What you will do:
Please write out the records word for word, starting with the first line and going on through the line with "Decompose this screenshot", including both ends, and leave the pictures out of your answer.

- - -

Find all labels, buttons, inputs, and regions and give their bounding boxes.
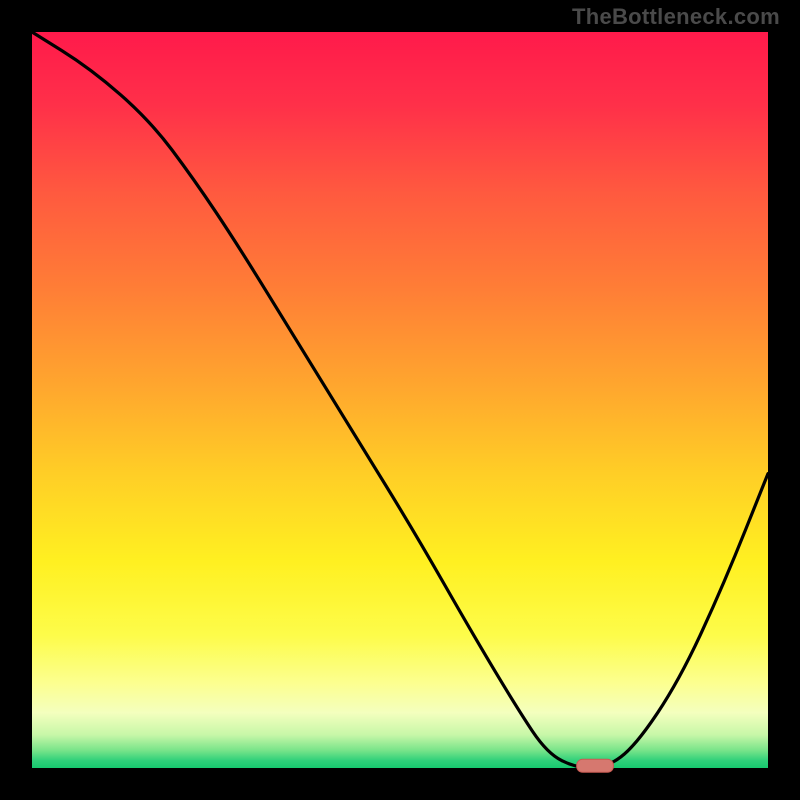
chart-frame: { "watermark": "TheBottleneck.com", "col… xyxy=(0,0,800,800)
plot-background xyxy=(32,32,768,768)
bottleneck-chart xyxy=(0,0,800,800)
optimal-marker xyxy=(577,759,614,772)
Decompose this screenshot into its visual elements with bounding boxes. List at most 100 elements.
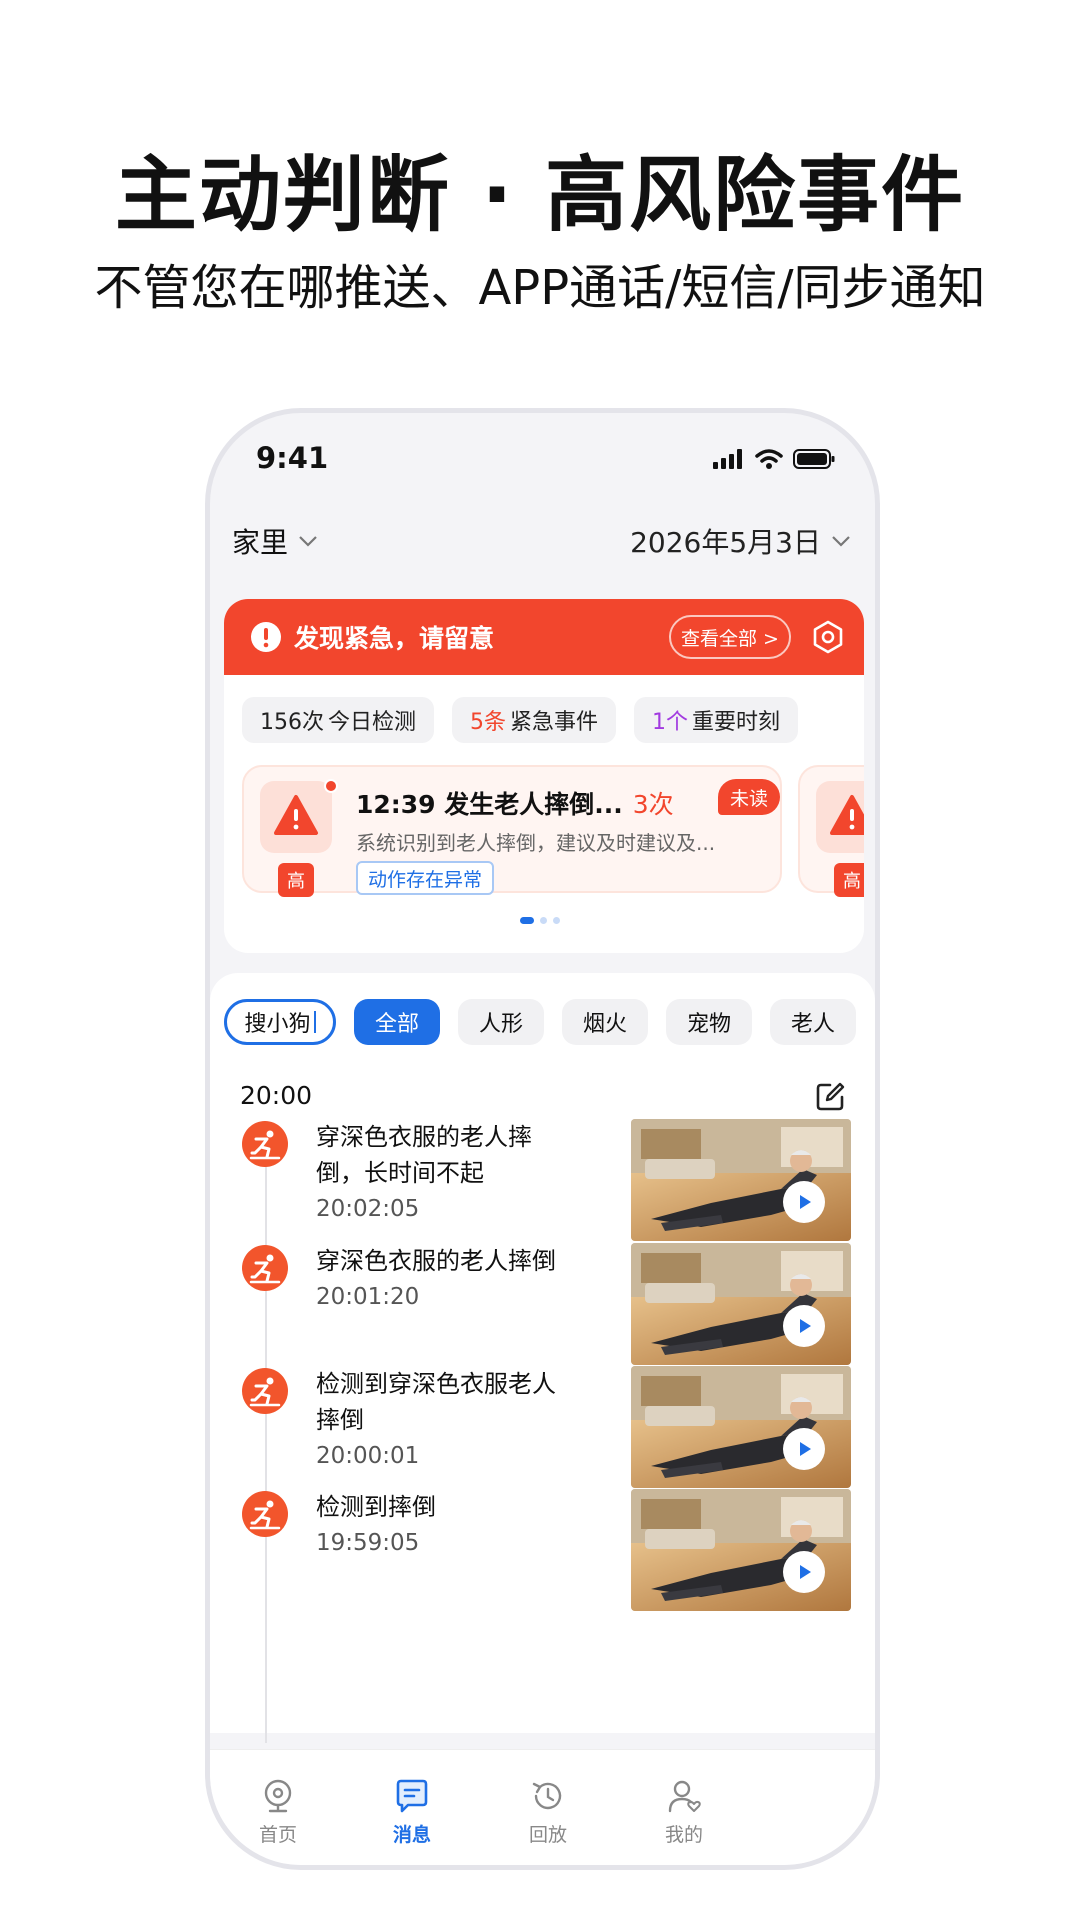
chevron-down-icon [299, 536, 317, 547]
event-row-title: 穿深色衣服的老人摔倒，长时间不起 [316, 1123, 532, 1187]
tab-home[interactable]: 首页 [228, 1778, 328, 1847]
event-row[interactable]: 穿深色衣服的老人摔倒 20:01:20 [210, 1243, 875, 1367]
stat-moments[interactable]: 1个 重要时刻 [634, 697, 799, 743]
filter-elderly[interactable]: 老人 [770, 999, 856, 1045]
stat-num: 156次 [260, 710, 324, 735]
edit-icon[interactable] [814, 1081, 846, 1113]
event-row-time: 20:00:01 [316, 1443, 420, 1469]
event-carousel: 高 12:39 发生老人摔倒... 3次 未读 系统识别到老人摔倒，建议及时建议及… [242, 765, 864, 897]
event-row-time: 20:01:20 [316, 1284, 420, 1310]
group-time: 20:00 [240, 1081, 313, 1110]
event-title: 12:39 发生老人摔倒... 3次 [356, 785, 674, 821]
battery-icon [793, 449, 835, 469]
falling-person-icon [249, 1500, 281, 1530]
tab-profile[interactable]: 我的 [634, 1778, 734, 1847]
phone-frame: 9:41 家里 2026年5月3日 发现紧急，请留意 查看全部 > 156次 今… [205, 408, 880, 1870]
tab-messages[interactable]: 消息 [362, 1778, 462, 1847]
warning-tile [816, 781, 864, 853]
location-selector[interactable]: 家里 [232, 521, 318, 561]
filter-all[interactable]: 全部 [354, 999, 440, 1045]
tab-label: 回放 [528, 1824, 567, 1846]
play-button[interactable] [783, 1181, 825, 1223]
history-icon [532, 1782, 562, 1810]
search-input[interactable]: 搜小狗 [224, 999, 336, 1045]
warning-triangle-icon [274, 795, 318, 835]
event-description: 系统识别到老人摔倒，建议及时建议及... [356, 831, 716, 855]
stat-label: 今日检测 [328, 710, 417, 735]
filter-fire[interactable]: 烟火 [562, 999, 648, 1045]
play-icon [800, 1442, 811, 1456]
search-text: 搜小狗 [244, 1012, 311, 1037]
stat-emergencies[interactable]: 5条 紧急事件 [452, 697, 617, 743]
carousel-dot [540, 917, 547, 924]
stat-label: 紧急事件 [510, 710, 599, 735]
event-row-time: 20:02:05 [316, 1196, 420, 1222]
elderly-fall-photo [631, 1119, 851, 1241]
video-thumbnail[interactable] [631, 1119, 851, 1241]
home-camera-icon [264, 1779, 292, 1813]
event-row[interactable]: 检测到穿深色衣服老人摔倒 20:00:01 [210, 1366, 875, 1490]
fall-alert-icon [242, 1121, 288, 1167]
event-row-time: 19:59:05 [316, 1530, 420, 1556]
stat-detections[interactable]: 156次 今日检测 [242, 697, 435, 743]
unread-dot [324, 779, 338, 793]
event-row-text: 穿深色衣服的老人摔倒，长时间不起 20:02:05 [316, 1119, 576, 1227]
stats-row: 156次 今日检测 5条 紧急事件 1个 重要时刻 [242, 697, 799, 743]
play-button[interactable] [783, 1551, 825, 1593]
alert-title: 发现紧急，请留意 [294, 624, 495, 653]
warning-tile [260, 781, 332, 853]
event-row-text: 检测到穿深色衣服老人摔倒 20:00:01 [316, 1366, 576, 1474]
fall-alert-icon [242, 1491, 288, 1537]
tab-label: 我的 [664, 1824, 703, 1846]
video-thumbnail[interactable] [631, 1489, 851, 1611]
event-tag: 动作存在异常 [356, 861, 495, 895]
carousel-dots [520, 917, 560, 924]
event-row-text: 穿深色衣服的老人摔倒 20:01:20 [316, 1243, 576, 1315]
elderly-fall-photo [631, 1243, 851, 1365]
elderly-fall-photo [631, 1366, 851, 1488]
date-selector[interactable]: 2026年5月3日 [630, 521, 851, 561]
tab-label: 消息 [392, 1824, 431, 1846]
falling-person-icon [249, 1254, 281, 1284]
warning-triangle-icon [830, 795, 864, 835]
video-thumbnail[interactable] [631, 1243, 851, 1365]
play-button[interactable] [783, 1428, 825, 1470]
status-icons [713, 449, 835, 469]
level-badge: 高 [834, 863, 864, 897]
event-row[interactable]: 检测到摔倒 19:59:05 [210, 1489, 875, 1613]
filter-pet[interactable]: 宠物 [666, 999, 752, 1045]
location-label: 家里 [232, 526, 289, 559]
event-title-text: 12:39 发生老人摔倒... [356, 790, 623, 819]
event-row[interactable]: 穿深色衣服的老人摔倒，长时间不起 20:02:05 [210, 1119, 875, 1243]
signal-icon [713, 449, 742, 469]
play-button[interactable] [783, 1305, 825, 1347]
elderly-fall-photo [631, 1489, 851, 1611]
exclamation-icon [251, 622, 281, 652]
event-count: 3次 [632, 790, 674, 819]
event-card-next[interactable]: 高 [798, 765, 864, 897]
chevron-down-icon [832, 536, 850, 547]
status-bar: 9:41 [210, 413, 875, 493]
filter-person[interactable]: 人形 [458, 999, 544, 1045]
fall-alert-icon [242, 1368, 288, 1414]
view-all-button[interactable]: 查看全部 > [669, 615, 791, 659]
play-icon [800, 1565, 811, 1579]
video-thumbnail[interactable] [631, 1366, 851, 1488]
headline: 主动判断 · 高风险事件 [114, 148, 966, 243]
tab-playback[interactable]: 回放 [498, 1778, 598, 1847]
event-row-title: 检测到穿深色衣服老人摔倒 [316, 1370, 556, 1434]
event-row-text: 检测到摔倒 19:59:05 [316, 1489, 576, 1561]
falling-person-icon [249, 1377, 281, 1407]
level-badge: 高 [278, 863, 314, 897]
play-icon [800, 1195, 811, 1209]
subline: 不管您在哪推送、APP通话/短信/同步通知 [94, 260, 986, 316]
carousel-dot [553, 917, 560, 924]
unread-badge: 未读 [718, 779, 780, 815]
alert-header: 发现紧急，请留意 查看全部 > [224, 599, 864, 675]
message-icon [396, 1779, 428, 1813]
wifi-icon [755, 449, 783, 469]
event-card[interactable]: 高 12:39 发生老人摔倒... 3次 未读 系统识别到老人摔倒，建议及时建议及… [242, 765, 782, 897]
tab-bar: 首页 消息 回放 我的 [210, 1749, 875, 1865]
settings-icon[interactable] [810, 619, 846, 655]
text-cursor [313, 1011, 316, 1033]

- - -

Full output:
Find all labels, buttons, inputs, and regions and give their bounding boxes.
chart-frame: { "watermark": "TheBottleneck.com", "col… xyxy=(0,0,800,800)
plot-background xyxy=(32,32,768,768)
bottleneck-chart xyxy=(0,0,800,800)
optimal-marker xyxy=(577,759,614,772)
Decompose this screenshot into its visual elements with bounding boxes. List at most 100 elements.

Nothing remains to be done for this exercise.